### DATA EXTRACT

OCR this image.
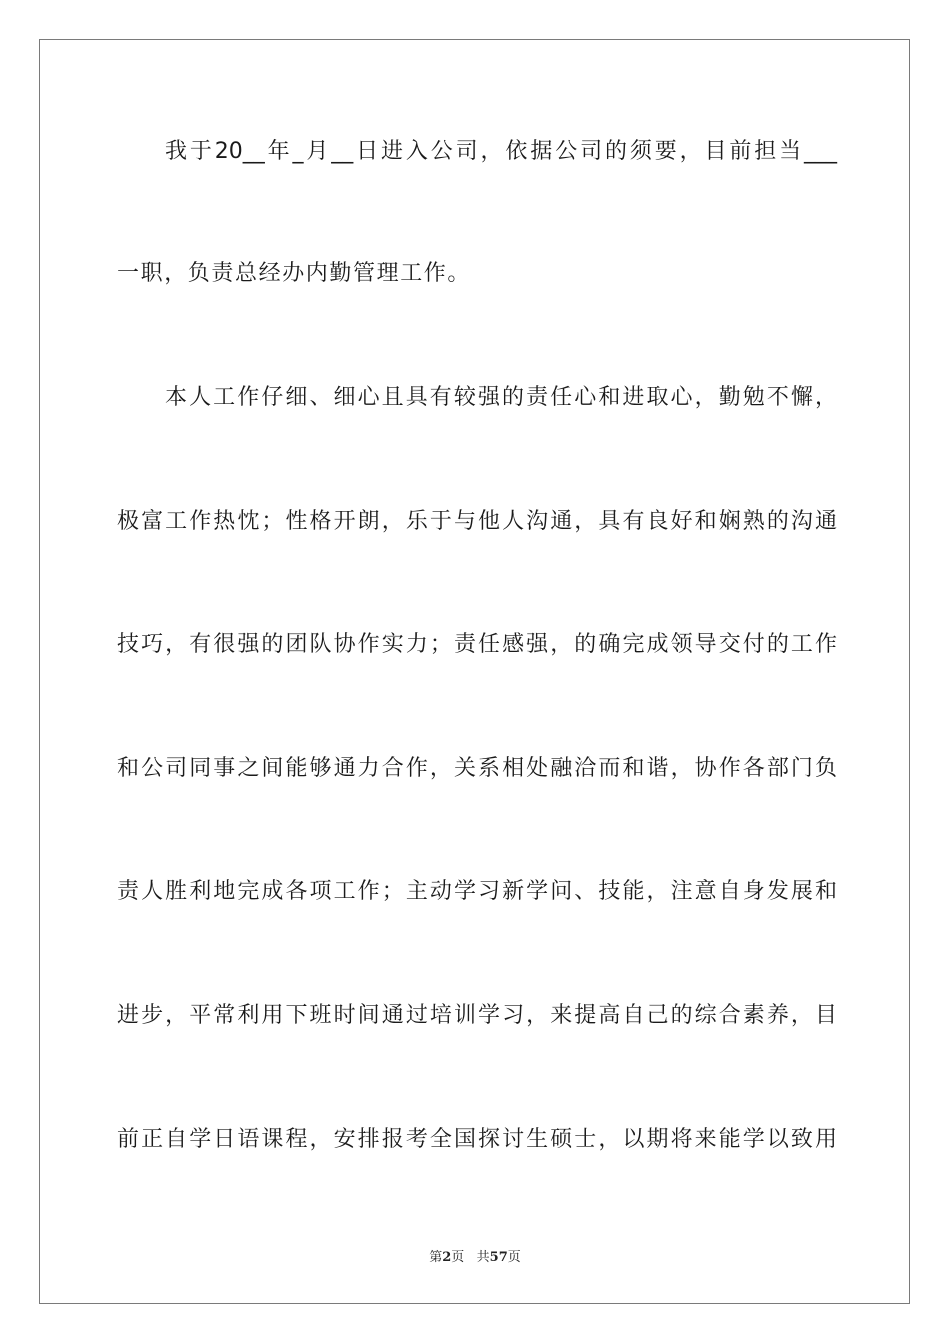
我于20__年_月__日进入公司，依据公司的须要，目前担当___
一职，负责总经办内勤管理工作。
本人工作仔细、细心且具有较强的责任心和进取心，勤勉不懈，
极富工作热忱；性格开朗，乐于与他人沟通，具有良好和娴熟的沟通
技巧，有很强的团队协作实力；责任感强，的确完成领导交付的工作
和公司同事之间能够通力合作，关系相处融洽而和谐，协作各部门负
责人胜利地完成各项工作；主动学习新学问、技能，注意自身发展和
进步，平常利用下班时间通过培训学习，来提高自己的综合素养，目
前正自学日语课程，安排报考全国探讨生硕士，以期将来能学以致用
第2页   共57页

### THE EXERCISE
Make a verbatim copy of all the entries and strip out the pictures.

### CORRECT RESULT
OCR this image.
我于20__年_月__日进入公司，依据公司的须要，目前担当___
一职，负责总经办内勤管理工作。
本人工作仔细、细心且具有较强的责任心和进取心，勤勉不懈，
极富工作热忱；性格开朗，乐于与他人沟通，具有良好和娴熟的沟通
技巧，有很强的团队协作实力；责任感强，的确完成领导交付的工作
和公司同事之间能够通力合作，关系相处融洽而和谐，协作各部门负
责人胜利地完成各项工作；主动学习新学问、技能，注意自身发展和
进步，平常利用下班时间通过培训学习，来提高自己的综合素养，目
前正自学日语课程，安排报考全国探讨生硕士，以期将来能学以致用
第2页   共57页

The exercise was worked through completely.